(Data entries)
===
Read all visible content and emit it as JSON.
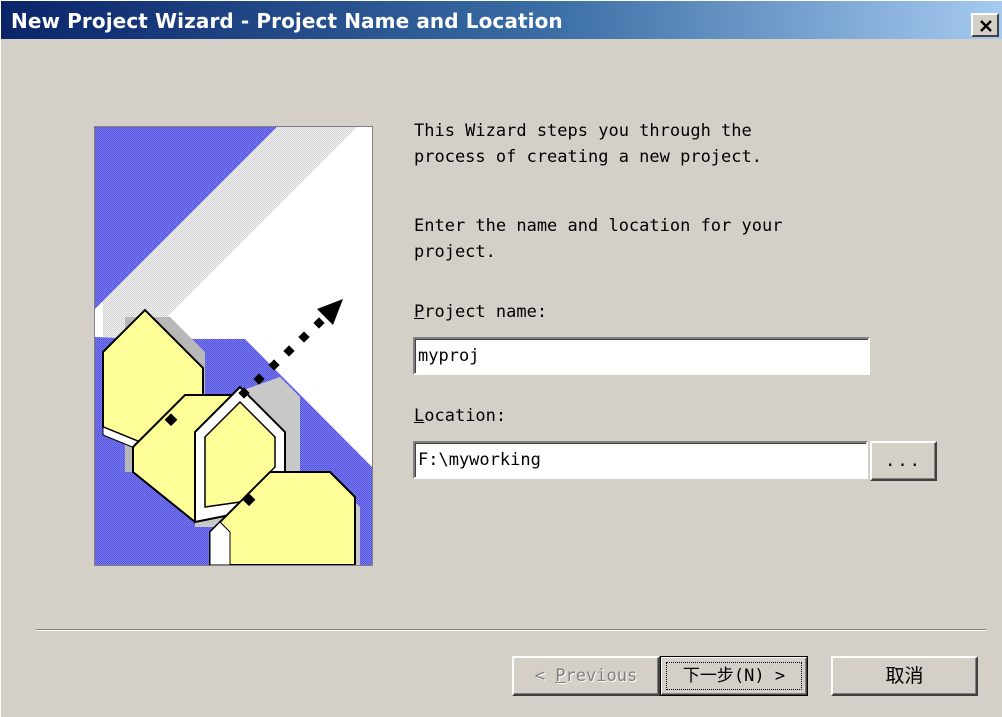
{
  "window": {
    "title": "New Project Wizard - Project Name and Location"
  },
  "intro": {
    "line1": "This Wizard steps you through the",
    "line2": "process of creating a new project.",
    "line3": "Enter the name and location for your",
    "line4": "project."
  },
  "project_name": {
    "label_underlined": "P",
    "label_rest": "roject name:",
    "value": "myproj"
  },
  "location": {
    "label_underlined": "L",
    "label_rest": "ocation:",
    "value": "F:\\myworking",
    "browse_label": "..."
  },
  "buttons": {
    "previous_prefix": "< ",
    "previous_underlined": "P",
    "previous_rest": "revious",
    "next_label": "下一步(N) >",
    "cancel_label": "取消"
  },
  "colors": {
    "dialog_bg": "#d4d0c8",
    "titlebar_start": "#0a246a",
    "titlebar_end": "#a6caf0",
    "art_blue": "#6f6fdf",
    "art_yellow": "#ffff99"
  },
  "icons": {
    "close": "close-icon",
    "illustration": "wizard-folder-illustration"
  }
}
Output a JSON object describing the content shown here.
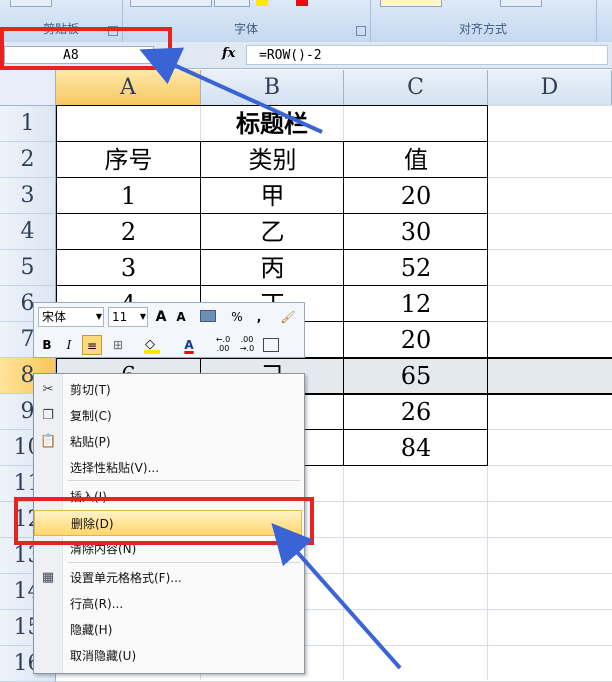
{
  "ribbon": {
    "groups": [
      {
        "label": "剪贴板"
      },
      {
        "label": "字体"
      },
      {
        "label": "对齐方式"
      }
    ]
  },
  "formula_bar": {
    "name_box": "A8",
    "fx_label": "fx",
    "formula": "=ROW()-2"
  },
  "columns": [
    "A",
    "B",
    "C",
    "D"
  ],
  "rows": [
    "1",
    "2",
    "3",
    "4",
    "5",
    "6",
    "7",
    "8",
    "9",
    "10",
    "11",
    "12",
    "13",
    "14",
    "15",
    "16"
  ],
  "table": {
    "title": "标题栏",
    "headers": [
      "序号",
      "类别",
      "值"
    ],
    "data": [
      [
        "1",
        "甲",
        "20"
      ],
      [
        "2",
        "乙",
        "30"
      ],
      [
        "3",
        "丙",
        "52"
      ],
      [
        "4",
        "丁",
        "12"
      ],
      [
        "",
        "",
        "20"
      ],
      [
        "6",
        "己",
        "65"
      ],
      [
        "",
        "",
        "26"
      ],
      [
        "",
        "",
        "84"
      ]
    ]
  },
  "mini_toolbar": {
    "font_name": "宋体",
    "font_size": "11",
    "grow_font": "A",
    "shrink_font": "A",
    "percent": "%",
    "comma": ",",
    "bold": "B",
    "italic": "I",
    "font_color_letter": "A",
    "inc_decimal": ".0\n.00",
    "dec_decimal": ".00\n.0"
  },
  "context_menu": {
    "items": [
      {
        "label": "剪切(T)",
        "icon": "scissors-icon"
      },
      {
        "label": "复制(C)",
        "icon": "copy-icon"
      },
      {
        "label": "粘贴(P)",
        "icon": "paste-icon"
      },
      {
        "label": "选择性粘贴(V)...",
        "icon": ""
      },
      {
        "label": "插入(I)",
        "icon": ""
      },
      {
        "label": "删除(D)",
        "icon": "",
        "highlighted": true
      },
      {
        "label": "清除内容(N)",
        "icon": ""
      },
      {
        "label": "设置单元格格式(F)...",
        "icon": "format-cells-icon"
      },
      {
        "label": "行高(R)...",
        "icon": ""
      },
      {
        "label": "隐藏(H)",
        "icon": ""
      },
      {
        "label": "取消隐藏(U)",
        "icon": ""
      }
    ]
  },
  "colors": {
    "annotation_red": "#e8221f",
    "annotation_arrow": "#3a63d6",
    "menu_highlight": "#ffd66b",
    "row_header_selected": "#f9c65a"
  }
}
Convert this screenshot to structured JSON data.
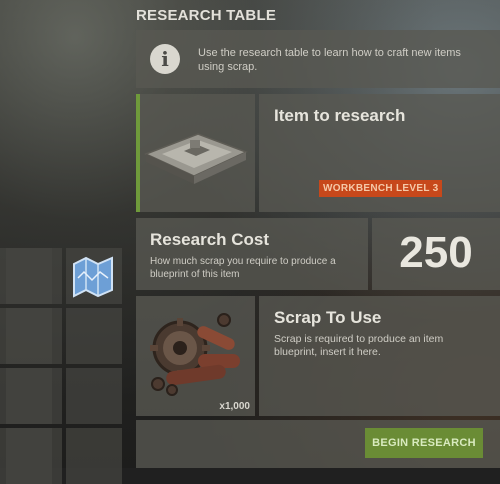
{
  "window": {
    "title": "RESEARCH TABLE"
  },
  "info": {
    "icon": "info-icon",
    "icon_glyph": "i",
    "text": "Use the research table to learn how to craft new items using scrap."
  },
  "item": {
    "heading": "Item to research",
    "slot_icon": "workbench-item-icon",
    "badge": "WORKBENCH LEVEL 3",
    "badge_color": "#c7481b",
    "slot_accent_color": "#6f9a3b"
  },
  "cost": {
    "heading": "Research Cost",
    "description": "How much scrap you require to produce a blueprint of this item",
    "value": "250"
  },
  "scrap": {
    "heading": "Scrap To Use",
    "description": "Scrap is required to produce an item blueprint, insert it here.",
    "slot_icon": "scrap-pile-icon",
    "quantity": "x1,000"
  },
  "actions": {
    "begin_label": "BEGIN RESEARCH",
    "button_color": "#6a8c35"
  },
  "inventory": {
    "item_icon": "blueprint-map-icon"
  }
}
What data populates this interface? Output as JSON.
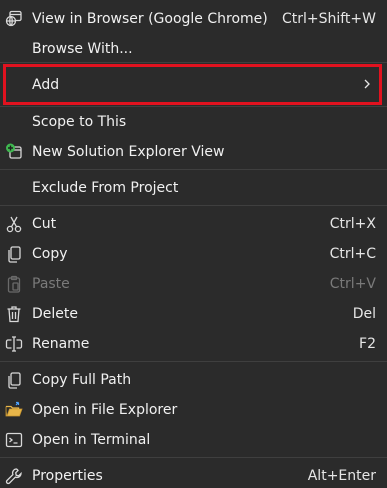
{
  "menu": {
    "items": [
      {
        "label": "View in Browser (Google Chrome)",
        "shortcut": "Ctrl+Shift+W",
        "icon": "browser-view-icon"
      },
      {
        "label": "Browse With...",
        "shortcut": "",
        "icon": ""
      },
      {
        "label": "Add",
        "shortcut": "",
        "icon": "",
        "has_submenu": true
      },
      {
        "label": "Scope to This",
        "shortcut": "",
        "icon": ""
      },
      {
        "label": "New Solution Explorer View",
        "shortcut": "",
        "icon": "new-solution-view-icon"
      },
      {
        "label": "Exclude From Project",
        "shortcut": "",
        "icon": ""
      },
      {
        "label": "Cut",
        "shortcut": "Ctrl+X",
        "icon": "scissors-icon"
      },
      {
        "label": "Copy",
        "shortcut": "Ctrl+C",
        "icon": "copy-icon"
      },
      {
        "label": "Paste",
        "shortcut": "Ctrl+V",
        "icon": "clipboard-icon",
        "disabled": true
      },
      {
        "label": "Delete",
        "shortcut": "Del",
        "icon": "trash-icon"
      },
      {
        "label": "Rename",
        "shortcut": "F2",
        "icon": "rename-icon"
      },
      {
        "label": "Copy Full Path",
        "shortcut": "",
        "icon": "copy-icon"
      },
      {
        "label": "Open in File Explorer",
        "shortcut": "",
        "icon": "folder-open-icon"
      },
      {
        "label": "Open in Terminal",
        "shortcut": "",
        "icon": "terminal-icon"
      },
      {
        "label": "Properties",
        "shortcut": "Alt+Enter",
        "icon": "wrench-icon"
      }
    ]
  },
  "colors": {
    "background": "#2b2b2b",
    "text": "#f1f1f1",
    "disabled_text": "#7a7a7a",
    "highlight_border": "#e1121f",
    "separator": "#3f3f3f",
    "accent_green": "#3fb950",
    "folder_yellow": "#e8b64a"
  }
}
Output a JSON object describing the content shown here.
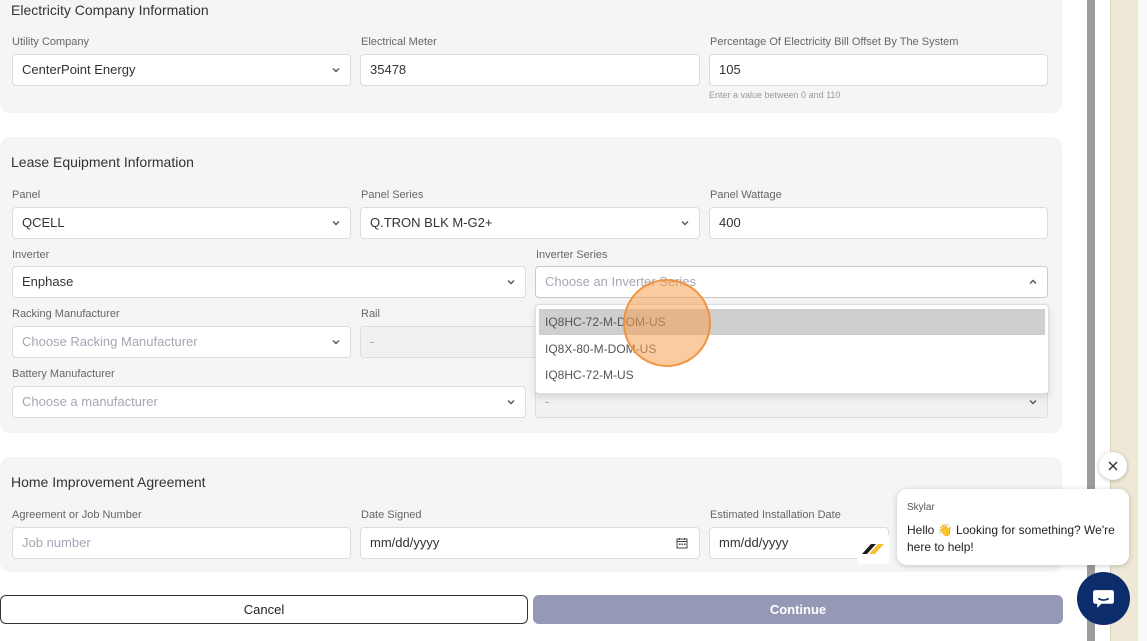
===
• GIVEN TASK: Quote every entry exactly, with the pictures omitted.

• TASK RESULT:
Read all visible content and emit it as JSON.
{
  "window": {
    "title": "New Project Wizard - Project Name and Location"
  },
  "intro": {
    "line1": "This Wizard steps you through the",
    "line2": "process of creating a new project.",
    "line3": "Enter the name and location for your",
    "line4": "project."
  },
  "project_name": {
    "label_underlined": "P",
    "label_rest": "roject name:",
    "value": "myproj"
  },
  "location": {
    "label_underlined": "L",
    "label_rest": "ocation:",
    "value": "F:\\myworking",
    "browse_label": "..."
  },
  "buttons": {
    "previous_prefix": "< ",
    "previous_underlined": "P",
    "previous_rest": "revious",
    "next_label": "下一步(N) >",
    "cancel_label": "取消"
  },
  "colors": {
    "dialog_bg": "#d4d0c8",
    "titlebar_start": "#0a246a",
    "titlebar_end": "#a6caf0",
    "art_blue": "#6f6fdf",
    "art_yellow": "#ffff99"
  },
  "icons": {
    "close": "close-icon",
    "illustration": "wizard-folder-illustration"
  }
}
Output a JSON object describing the content shown here.
{
  "ribbon": {
    "groups": [
      {
        "label": "剪贴板"
      },
      {
        "label": "字体"
      },
      {
        "label": "对齐方式"
      }
    ]
  },
  "formula_bar": {
    "name_box": "A8",
    "fx_label": "fx",
    "formula": "=ROW()-2"
  },
  "columns": [
    "A",
    "B",
    "C",
    "D"
  ],
  "rows": [
    "1",
    "2",
    "3",
    "4",
    "5",
    "6",
    "7",
    "8",
    "9",
    "10",
    "11",
    "12",
    "13",
    "14",
    "15",
    "16"
  ],
  "table": {
    "title": "标题栏",
    "headers": [
      "序号",
      "类别",
      "值"
    ],
    "data": [
      [
        "1",
        "甲",
        "20"
      ],
      [
        "2",
        "乙",
        "30"
      ],
      [
        "3",
        "丙",
        "52"
      ],
      [
        "4",
        "丁",
        "12"
      ],
      [
        "",
        "",
        "20"
      ],
      [
        "6",
        "己",
        "65"
      ],
      [
        "",
        "",
        "26"
      ],
      [
        "",
        "",
        "84"
      ]
    ]
  },
  "mini_toolbar": {
    "font_name": "宋体",
    "font_size": "11",
    "grow_font": "A",
    "shrink_font": "A",
    "percent": "%",
    "comma": ",",
    "bold": "B",
    "italic": "I",
    "font_color_letter": "A",
    "inc_decimal": ".0\n.00",
    "dec_decimal": ".00\n.0"
  },
  "context_menu": {
    "items": [
      {
        "label": "剪切(T)",
        "icon": "scissors-icon"
      },
      {
        "label": "复制(C)",
        "icon": "copy-icon"
      },
      {
        "label": "粘贴(P)",
        "icon": "paste-icon"
      },
      {
        "label": "选择性粘贴(V)...",
        "icon": ""
      },
      {
        "label": "插入(I)",
        "icon": ""
      },
      {
        "label": "删除(D)",
        "icon": "",
        "highlighted": true
      },
      {
        "label": "清除内容(N)",
        "icon": ""
      },
      {
        "label": "设置单元格格式(F)...",
        "icon": "format-cells-icon"
      },
      {
        "label": "行高(R)...",
        "icon": ""
      },
      {
        "label": "隐藏(H)",
        "icon": ""
      },
      {
        "label": "取消隐藏(U)",
        "icon": ""
      }
    ]
  },
  "colors": {
    "annotation_red": "#e8221f",
    "annotation_arrow": "#3a63d6",
    "menu_highlight": "#ffd66b",
    "row_header_selected": "#f9c65a"
  }
}
Convert this screenshot to structured JSON data.
{
  "window": {
    "title": "RESEARCH TABLE"
  },
  "info": {
    "icon": "info-icon",
    "icon_glyph": "i",
    "text": "Use the research table to learn how to craft new items using scrap."
  },
  "item": {
    "heading": "Item to research",
    "slot_icon": "workbench-item-icon",
    "badge": "WORKBENCH LEVEL 3",
    "badge_color": "#c7481b",
    "slot_accent_color": "#6f9a3b"
  },
  "cost": {
    "heading": "Research Cost",
    "description": "How much scrap you require to produce a blueprint of this item",
    "value": "250"
  },
  "scrap": {
    "heading": "Scrap To Use",
    "description": "Scrap is required to produce an item blueprint, insert it here.",
    "slot_icon": "scrap-pile-icon",
    "quantity": "x1,000"
  },
  "actions": {
    "begin_label": "BEGIN RESEARCH",
    "button_color": "#6a8c35"
  },
  "inventory": {
    "item_icon": "blueprint-map-icon"
  }
}
What data populates this interface? Output as JSON.
{
  "menu": {
    "items": [
      {
        "label": "View in Browser (Google Chrome)",
        "shortcut": "Ctrl+Shift+W",
        "icon": "browser-view-icon"
      },
      {
        "label": "Browse With...",
        "shortcut": "",
        "icon": ""
      },
      {
        "label": "Add",
        "shortcut": "",
        "icon": "",
        "has_submenu": true
      },
      {
        "label": "Scope to This",
        "shortcut": "",
        "icon": ""
      },
      {
        "label": "New Solution Explorer View",
        "shortcut": "",
        "icon": "new-solution-view-icon"
      },
      {
        "label": "Exclude From Project",
        "shortcut": "",
        "icon": ""
      },
      {
        "label": "Cut",
        "shortcut": "Ctrl+X",
        "icon": "scissors-icon"
      },
      {
        "label": "Copy",
        "shortcut": "Ctrl+C",
        "icon": "copy-icon"
      },
      {
        "label": "Paste",
        "shortcut": "Ctrl+V",
        "icon": "clipboard-icon",
        "disabled": true
      },
      {
        "label": "Delete",
        "shortcut": "Del",
        "icon": "trash-icon"
      },
      {
        "label": "Rename",
        "shortcut": "F2",
        "icon": "rename-icon"
      },
      {
        "label": "Copy Full Path",
        "shortcut": "",
        "icon": "copy-icon"
      },
      {
        "label": "Open in File Explorer",
        "shortcut": "",
        "icon": "folder-open-icon"
      },
      {
        "label": "Open in Terminal",
        "shortcut": "",
        "icon": "terminal-icon"
      },
      {
        "label": "Properties",
        "shortcut": "Alt+Enter",
        "icon": "wrench-icon"
      }
    ]
  },
  "colors": {
    "background": "#2b2b2b",
    "text": "#f1f1f1",
    "disabled_text": "#7a7a7a",
    "highlight_border": "#e1121f",
    "separator": "#3f3f3f",
    "accent_green": "#3fb950",
    "folder_yellow": "#e8b64a"
  }
}
Output a JSON object describing the content shown here.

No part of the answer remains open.